• _文本段落_
0.25%胰酶-EDTA的配制

2020/08/05 admin 27

细胞消化胰酶的配制


对一般细胞 0.25% 胰酶(胰蛋白酶,Trypsin)
配方:100ml PBS,0.25g胰酶

步骤:

1. 先配100ml PBS(可选HyperCyte货号:HC0058)

2. 称胰酶0.25g,加入PBS中,低速搅拌,〈4h冰浴中,或者4℃过夜

低速搅拌0.5h冰浴中调PH7.4

3. 无菌过滤,分装,-20℃保存,4℃短期内用完


Note:

低速很重要,机械搅拌对酶是一种冲击,如果起沫,酶就变性了。低温,防止酶失活

对难消化的细胞:在上述配方中,可加入0.02g的EDTA(0.02%),因为EDTA可以络合Ca2+ ,增加消化效力


注意:

1、胰酶浓度0.25%,即0.25g胰酶溶于100ml PBS中。注意,尽量不要用水来溶,因为要保持渗透压。

• _已记录数据_
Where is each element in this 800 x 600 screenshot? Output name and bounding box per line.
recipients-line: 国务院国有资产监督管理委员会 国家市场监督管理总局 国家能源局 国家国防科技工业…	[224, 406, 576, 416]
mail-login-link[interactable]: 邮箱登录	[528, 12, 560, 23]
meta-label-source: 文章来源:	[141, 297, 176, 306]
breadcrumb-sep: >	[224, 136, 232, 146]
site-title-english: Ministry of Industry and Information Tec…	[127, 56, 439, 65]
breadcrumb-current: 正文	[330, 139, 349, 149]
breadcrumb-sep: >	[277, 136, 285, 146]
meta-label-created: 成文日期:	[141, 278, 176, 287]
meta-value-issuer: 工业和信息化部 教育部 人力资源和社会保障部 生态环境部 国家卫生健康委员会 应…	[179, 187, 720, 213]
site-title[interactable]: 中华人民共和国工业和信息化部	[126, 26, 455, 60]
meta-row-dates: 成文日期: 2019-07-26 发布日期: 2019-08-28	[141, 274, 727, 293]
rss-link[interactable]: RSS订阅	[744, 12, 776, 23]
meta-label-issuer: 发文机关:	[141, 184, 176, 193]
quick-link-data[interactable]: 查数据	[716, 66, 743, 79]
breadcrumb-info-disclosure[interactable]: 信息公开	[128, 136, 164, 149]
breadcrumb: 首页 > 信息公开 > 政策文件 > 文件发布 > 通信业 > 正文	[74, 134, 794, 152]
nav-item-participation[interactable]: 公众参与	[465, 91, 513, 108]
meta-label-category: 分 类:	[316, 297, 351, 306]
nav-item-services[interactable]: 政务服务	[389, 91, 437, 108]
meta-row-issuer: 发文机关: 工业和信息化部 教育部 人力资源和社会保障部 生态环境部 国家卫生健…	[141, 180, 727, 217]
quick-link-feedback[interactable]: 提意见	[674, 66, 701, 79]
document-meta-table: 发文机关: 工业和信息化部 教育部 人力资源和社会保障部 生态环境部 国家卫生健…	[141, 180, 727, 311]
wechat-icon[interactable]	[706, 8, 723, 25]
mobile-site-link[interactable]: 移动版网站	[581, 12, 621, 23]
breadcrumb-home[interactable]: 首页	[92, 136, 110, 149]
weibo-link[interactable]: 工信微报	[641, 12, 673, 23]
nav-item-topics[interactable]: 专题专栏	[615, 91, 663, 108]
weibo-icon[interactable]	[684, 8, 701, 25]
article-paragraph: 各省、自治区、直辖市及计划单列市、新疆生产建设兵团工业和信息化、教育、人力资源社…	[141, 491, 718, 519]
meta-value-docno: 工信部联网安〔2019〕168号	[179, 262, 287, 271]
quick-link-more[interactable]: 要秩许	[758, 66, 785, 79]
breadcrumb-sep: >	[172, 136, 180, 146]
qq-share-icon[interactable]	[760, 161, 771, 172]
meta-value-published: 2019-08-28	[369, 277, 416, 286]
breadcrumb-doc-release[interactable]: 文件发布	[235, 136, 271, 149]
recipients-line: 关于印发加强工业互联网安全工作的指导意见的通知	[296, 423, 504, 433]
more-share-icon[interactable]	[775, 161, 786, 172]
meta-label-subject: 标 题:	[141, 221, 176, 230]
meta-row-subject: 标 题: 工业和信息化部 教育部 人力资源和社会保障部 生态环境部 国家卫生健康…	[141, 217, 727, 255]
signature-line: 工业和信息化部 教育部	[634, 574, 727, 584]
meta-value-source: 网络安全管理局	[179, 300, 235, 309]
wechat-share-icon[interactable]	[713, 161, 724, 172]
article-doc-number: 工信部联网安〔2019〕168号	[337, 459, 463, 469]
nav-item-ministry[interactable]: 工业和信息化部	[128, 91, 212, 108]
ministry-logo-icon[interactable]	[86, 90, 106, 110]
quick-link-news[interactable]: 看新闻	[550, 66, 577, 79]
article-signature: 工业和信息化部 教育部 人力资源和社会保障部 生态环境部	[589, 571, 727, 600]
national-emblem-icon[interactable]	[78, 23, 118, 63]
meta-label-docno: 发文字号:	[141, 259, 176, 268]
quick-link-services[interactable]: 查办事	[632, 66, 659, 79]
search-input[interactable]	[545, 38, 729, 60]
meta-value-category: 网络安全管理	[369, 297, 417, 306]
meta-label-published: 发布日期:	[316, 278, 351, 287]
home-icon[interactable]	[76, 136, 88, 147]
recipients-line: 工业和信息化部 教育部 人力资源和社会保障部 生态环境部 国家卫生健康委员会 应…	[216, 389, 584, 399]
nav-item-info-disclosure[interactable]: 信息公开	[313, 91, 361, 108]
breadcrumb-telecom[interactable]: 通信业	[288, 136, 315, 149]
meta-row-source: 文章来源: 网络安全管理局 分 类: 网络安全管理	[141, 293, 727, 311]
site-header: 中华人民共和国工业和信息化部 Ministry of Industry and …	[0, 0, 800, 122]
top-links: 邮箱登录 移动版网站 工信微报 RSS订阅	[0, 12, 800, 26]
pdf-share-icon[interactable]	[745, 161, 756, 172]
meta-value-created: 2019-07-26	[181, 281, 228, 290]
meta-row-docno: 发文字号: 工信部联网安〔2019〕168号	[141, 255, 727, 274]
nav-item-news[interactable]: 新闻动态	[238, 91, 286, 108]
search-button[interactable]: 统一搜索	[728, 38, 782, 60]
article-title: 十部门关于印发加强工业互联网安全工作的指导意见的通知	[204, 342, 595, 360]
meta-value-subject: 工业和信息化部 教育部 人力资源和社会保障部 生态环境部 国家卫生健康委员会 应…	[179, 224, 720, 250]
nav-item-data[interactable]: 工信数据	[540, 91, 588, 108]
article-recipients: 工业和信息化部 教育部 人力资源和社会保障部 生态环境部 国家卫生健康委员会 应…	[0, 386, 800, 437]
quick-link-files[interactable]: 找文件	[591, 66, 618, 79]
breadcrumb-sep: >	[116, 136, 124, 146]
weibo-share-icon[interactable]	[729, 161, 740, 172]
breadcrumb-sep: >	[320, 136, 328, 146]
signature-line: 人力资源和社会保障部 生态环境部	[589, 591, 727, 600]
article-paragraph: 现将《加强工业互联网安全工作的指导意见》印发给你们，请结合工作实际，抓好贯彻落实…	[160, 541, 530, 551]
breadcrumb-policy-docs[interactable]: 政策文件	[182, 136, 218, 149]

• _任务指令_
请续写关于0.25%胰酶-EDTA配制的文本,自其最后一句之后接着往下写。

• _作答内容_
2、EDTA的工作液溶度是0.02%-0.1%(质量/体积比),根据细胞消化的难易程度可优化。EDTA并不是必须的,容易消化的细胞可不加。EDTA对细胞贴壁性有影响,因此使用时要慎重。如果影响贴壁,但消化时必须要用,那么在用完全培养基终止消化后,可离心弃上清,再加完全培养基培养,可去除EDTA。如果对贴壁没影响,那么可不离心。

3、血清可终止胰酶的作用,但不能终止EDTA的作用,对有些细胞来说,终止消化后的离心是必要的。

4、胰酶和EDTA在pH 为8左右时最易溶解,在配制时可先滴几滴NaOH将pH调至8,可用磁力搅拌器低速搅拌。注意,胰酶可使溶液变酸,所以要边溶边测pH,随时调整。注意,不可加过量NaOH,否则过碱会影响细胞生长。

5、可配2-3x(浓缩液)的胰酶,这样比较节约时间和滤器,用的时候对上灭菌PBS即可。

6、储存液放在-20度冰箱冻存,使用液放在4度,用的时候不要放在37度水浴锅温浴,因为这样会让胰酶很快失效,使用前可先室温平衡一下,因为加的量很少,所以一般不会冻坏细胞。

7、消化时,向培养瓶中加入适量胰酶,一般250px培养皿加入0.5ml足已,加入后,立刻摇晃培养皿,使胰酶铺满,一旦铺满,立刻用负压吸引器吸去多余的胰酶,再放入37度培养箱消化。

8、注意,过量的胰酶对细胞是有害的,而EDTA过多也会影响贴壁,所以没必要把细胞泡在胰酶里面消化。

9、胰酶37消化效果最好,低于37度也有消化能力,有些容易消化的细胞在消化时甚至不需要放入培养箱。注意,不可消化过久。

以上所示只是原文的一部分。